====== Data in this exercise ======

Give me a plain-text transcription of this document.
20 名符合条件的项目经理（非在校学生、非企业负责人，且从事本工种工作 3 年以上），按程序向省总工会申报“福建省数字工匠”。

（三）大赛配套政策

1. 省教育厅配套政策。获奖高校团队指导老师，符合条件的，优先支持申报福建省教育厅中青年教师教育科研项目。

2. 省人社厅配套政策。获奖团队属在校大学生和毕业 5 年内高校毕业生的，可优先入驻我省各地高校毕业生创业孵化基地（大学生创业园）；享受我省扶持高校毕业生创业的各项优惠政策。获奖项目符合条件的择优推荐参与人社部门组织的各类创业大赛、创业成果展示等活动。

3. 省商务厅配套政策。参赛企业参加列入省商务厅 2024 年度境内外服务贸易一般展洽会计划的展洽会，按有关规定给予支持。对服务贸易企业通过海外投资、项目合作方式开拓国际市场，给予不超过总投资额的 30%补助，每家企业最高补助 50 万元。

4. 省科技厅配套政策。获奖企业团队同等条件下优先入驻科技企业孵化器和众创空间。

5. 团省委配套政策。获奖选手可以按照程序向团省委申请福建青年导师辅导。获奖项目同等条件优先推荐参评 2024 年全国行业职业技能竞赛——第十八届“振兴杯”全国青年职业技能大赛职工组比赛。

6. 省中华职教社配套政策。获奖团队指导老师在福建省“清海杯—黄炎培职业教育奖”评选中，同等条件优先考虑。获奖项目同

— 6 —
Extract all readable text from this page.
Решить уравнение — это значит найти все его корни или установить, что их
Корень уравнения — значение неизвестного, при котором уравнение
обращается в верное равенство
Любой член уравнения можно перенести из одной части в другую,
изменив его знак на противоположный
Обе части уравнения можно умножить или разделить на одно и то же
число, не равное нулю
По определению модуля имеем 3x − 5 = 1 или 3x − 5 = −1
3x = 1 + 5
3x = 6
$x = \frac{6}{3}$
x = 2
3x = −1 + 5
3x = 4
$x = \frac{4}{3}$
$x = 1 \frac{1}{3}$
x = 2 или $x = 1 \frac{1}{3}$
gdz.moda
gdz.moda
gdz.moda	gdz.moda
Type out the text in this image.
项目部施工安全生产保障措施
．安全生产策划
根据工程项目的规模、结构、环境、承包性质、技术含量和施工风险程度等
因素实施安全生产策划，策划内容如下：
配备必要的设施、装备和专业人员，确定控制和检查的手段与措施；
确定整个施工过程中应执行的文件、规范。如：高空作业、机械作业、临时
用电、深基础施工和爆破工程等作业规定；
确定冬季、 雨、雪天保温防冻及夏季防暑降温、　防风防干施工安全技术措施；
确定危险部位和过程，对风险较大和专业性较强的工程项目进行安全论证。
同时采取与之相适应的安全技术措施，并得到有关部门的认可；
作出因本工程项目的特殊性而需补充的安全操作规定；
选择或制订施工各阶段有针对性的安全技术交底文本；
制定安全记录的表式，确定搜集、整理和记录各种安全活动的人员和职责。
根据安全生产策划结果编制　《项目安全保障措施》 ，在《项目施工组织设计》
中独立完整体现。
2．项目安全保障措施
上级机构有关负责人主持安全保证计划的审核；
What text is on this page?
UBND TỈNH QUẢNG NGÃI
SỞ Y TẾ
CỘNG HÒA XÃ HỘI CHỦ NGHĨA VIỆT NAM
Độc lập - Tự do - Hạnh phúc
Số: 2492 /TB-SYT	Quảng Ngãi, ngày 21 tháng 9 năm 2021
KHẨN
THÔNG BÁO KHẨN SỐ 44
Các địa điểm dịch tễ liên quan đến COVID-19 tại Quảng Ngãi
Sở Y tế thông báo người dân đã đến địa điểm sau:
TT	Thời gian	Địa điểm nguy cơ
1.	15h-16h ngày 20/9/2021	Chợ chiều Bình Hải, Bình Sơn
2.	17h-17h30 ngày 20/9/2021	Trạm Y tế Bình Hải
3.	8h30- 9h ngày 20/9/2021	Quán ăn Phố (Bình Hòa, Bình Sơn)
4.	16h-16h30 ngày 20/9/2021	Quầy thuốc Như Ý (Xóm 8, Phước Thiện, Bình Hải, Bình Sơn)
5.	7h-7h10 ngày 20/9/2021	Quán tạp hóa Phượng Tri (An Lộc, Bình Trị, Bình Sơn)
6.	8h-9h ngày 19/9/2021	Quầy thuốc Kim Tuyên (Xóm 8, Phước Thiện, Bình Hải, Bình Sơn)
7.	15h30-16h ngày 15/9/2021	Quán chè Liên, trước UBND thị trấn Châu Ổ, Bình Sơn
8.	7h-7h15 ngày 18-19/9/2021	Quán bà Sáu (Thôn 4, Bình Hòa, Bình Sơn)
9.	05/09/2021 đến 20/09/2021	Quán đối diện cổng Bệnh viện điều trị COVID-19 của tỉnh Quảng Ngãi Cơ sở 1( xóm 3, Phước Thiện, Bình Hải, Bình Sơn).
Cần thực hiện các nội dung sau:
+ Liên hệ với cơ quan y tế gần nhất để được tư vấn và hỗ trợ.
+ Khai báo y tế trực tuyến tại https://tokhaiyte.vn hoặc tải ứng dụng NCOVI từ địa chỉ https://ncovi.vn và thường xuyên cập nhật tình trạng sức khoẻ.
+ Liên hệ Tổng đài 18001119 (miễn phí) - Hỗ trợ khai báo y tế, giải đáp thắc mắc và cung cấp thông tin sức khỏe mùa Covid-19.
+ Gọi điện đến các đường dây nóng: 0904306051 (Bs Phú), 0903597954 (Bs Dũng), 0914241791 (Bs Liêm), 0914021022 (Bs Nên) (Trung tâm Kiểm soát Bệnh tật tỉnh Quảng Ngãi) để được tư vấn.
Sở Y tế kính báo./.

======

**What needs to be done**
Copy each record from above without leaving any out.

**Task output**
Give me a plain-text transcription of this document.
20 名符合条件的项目经理（非在校学生、非企业负责人，且从事本工种工作 3 年以上），按程序向省总工会申报“福建省数字工匠”。

（三）大赛配套政策

1. 省教育厅配套政策。获奖高校团队指导老师，符合条件的，优先支持申报福建省教育厅中青年教师教育科研项目。

2. 省人社厅配套政策。获奖团队属在校大学生和毕业 5 年内高校毕业生的，可优先入驻我省各地高校毕业生创业孵化基地（大学生创业园）；享受我省扶持高校毕业生创业的各项优惠政策。获奖项目符合条件的择优推荐参与人社部门组织的各类创业大赛、创业成果展示等活动。

3. 省商务厅配套政策。参赛企业参加列入省商务厅 2024 年度境内外服务贸易一般展洽会计划的展洽会，按有关规定给予支持。对服务贸易企业通过海外投资、项目合作方式开拓国际市场，给予不超过总投资额的 30%补助，每家企业最高补助 50 万元。

4. 省科技厅配套政策。获奖企业团队同等条件下优先入驻科技企业孵化器和众创空间。

5. 团省委配套政策。获奖选手可以按照程序向团省委申请福建青年导师辅导。获奖项目同等条件优先推荐参评 2024 年全国行业职业技能竞赛——第十八届“振兴杯”全国青年职业技能大赛职工组比赛。

6. 省中华职教社配套政策。获奖团队指导老师在福建省“清海杯—黄炎培职业教育奖”评选中，同等条件优先考虑。获奖项目同

— 6 —
Extract all readable text from this page.
Решить уравнение — это значит найти все его корни или установить, что их
Корень уравнения — значение неизвестного, при котором уравнение
обращается в верное равенство
Любой член уравнения можно перенести из одной части в другую,
изменив его знак на противоположный
Обе части уравнения можно умножить или разделить на одно и то же
число, не равное нулю
По определению модуля имеем 3x − 5 = 1 или 3x − 5 = −1
3x = 1 + 5
3x = 6
$x = \frac{6}{3}$
x = 2
3x = −1 + 5
3x = 4
$x = \frac{4}{3}$
$x = 1 \frac{1}{3}$
x = 2 или $x = 1 \frac{1}{3}$
gdz.moda
gdz.moda
gdz.moda	gdz.moda
Type out the text in this image.
项目部施工安全生产保障措施
．安全生产策划
根据工程项目的规模、结构、环境、承包性质、技术含量和施工风险程度等
因素实施安全生产策划，策划内容如下：
配备必要的设施、装备和专业人员，确定控制和检查的手段与措施；
确定整个施工过程中应执行的文件、规范。如：高空作业、机械作业、临时
用电、深基础施工和爆破工程等作业规定；
确定冬季、 雨、雪天保温防冻及夏季防暑降温、　防风防干施工安全技术措施；
确定危险部位和过程，对风险较大和专业性较强的工程项目进行安全论证。
同时采取与之相适应的安全技术措施，并得到有关部门的认可；
作出因本工程项目的特殊性而需补充的安全操作规定；
选择或制订施工各阶段有针对性的安全技术交底文本；
制定安全记录的表式，确定搜集、整理和记录各种安全活动的人员和职责。
根据安全生产策划结果编制　《项目安全保障措施》 ，在《项目施工组织设计》
中独立完整体现。
2．项目安全保障措施
上级机构有关负责人主持安全保证计划的审核；
What text is on this page?
UBND TỈNH QUẢNG NGÃI
SỞ Y TẾ
CỘNG HÒA XÃ HỘI CHỦ NGHĨA VIỆT NAM
Độc lập - Tự do - Hạnh phúc
Số: 2492 /TB-SYT	Quảng Ngãi, ngày 21 tháng 9 năm 2021
KHẨN
THÔNG BÁO KHẨN SỐ 44
Các địa điểm dịch tễ liên quan đến COVID-19 tại Quảng Ngãi
Sở Y tế thông báo người dân đã đến địa điểm sau:
TT	Thời gian	Địa điểm nguy cơ
1.	15h-16h ngày 20/9/2021	Chợ chiều Bình Hải, Bình Sơn
2.	17h-17h30 ngày 20/9/2021	Trạm Y tế Bình Hải
3.	8h30- 9h ngày 20/9/2021	Quán ăn Phố (Bình Hòa, Bình Sơn)
4.	16h-16h30 ngày 20/9/2021	Quầy thuốc Như Ý (Xóm 8, Phước Thiện, Bình Hải, Bình Sơn)
5.	7h-7h10 ngày 20/9/2021	Quán tạp hóa Phượng Tri (An Lộc, Bình Trị, Bình Sơn)
6.	8h-9h ngày 19/9/2021	Quầy thuốc Kim Tuyên (Xóm 8, Phước Thiện, Bình Hải, Bình Sơn)
7.	15h30-16h ngày 15/9/2021	Quán chè Liên, trước UBND thị trấn Châu Ổ, Bình Sơn
8.	7h-7h15 ngày 18-19/9/2021	Quán bà Sáu (Thôn 4, Bình Hòa, Bình Sơn)
9.	05/09/2021 đến 20/09/2021	Quán đối diện cổng Bệnh viện điều trị COVID-19 của tỉnh Quảng Ngãi Cơ sở 1( xóm 3, Phước Thiện, Bình Hải, Bình Sơn).
Cần thực hiện các nội dung sau:
+ Liên hệ với cơ quan y tế gần nhất để được tư vấn và hỗ trợ.
+ Khai báo y tế trực tuyến tại https://tokhaiyte.vn hoặc tải ứng dụng NCOVI từ địa chỉ https://ncovi.vn và thường xuyên cập nhật tình trạng sức khoẻ.
+ Liên hệ Tổng đài 18001119 (miễn phí) - Hỗ trợ khai báo y tế, giải đáp thắc mắc và cung cấp thông tin sức khỏe mùa Covid-19.
+ Gọi điện đến các đường dây nóng: 0904306051 (Bs Phú), 0903597954 (Bs Dũng), 0914241791 (Bs Liêm), 0914021022 (Bs Nên) (Trung tâm Kiểm soát Bệnh tật tỉnh Quảng Ngãi) để được tư vấn.
Sở Y tế kính báo./.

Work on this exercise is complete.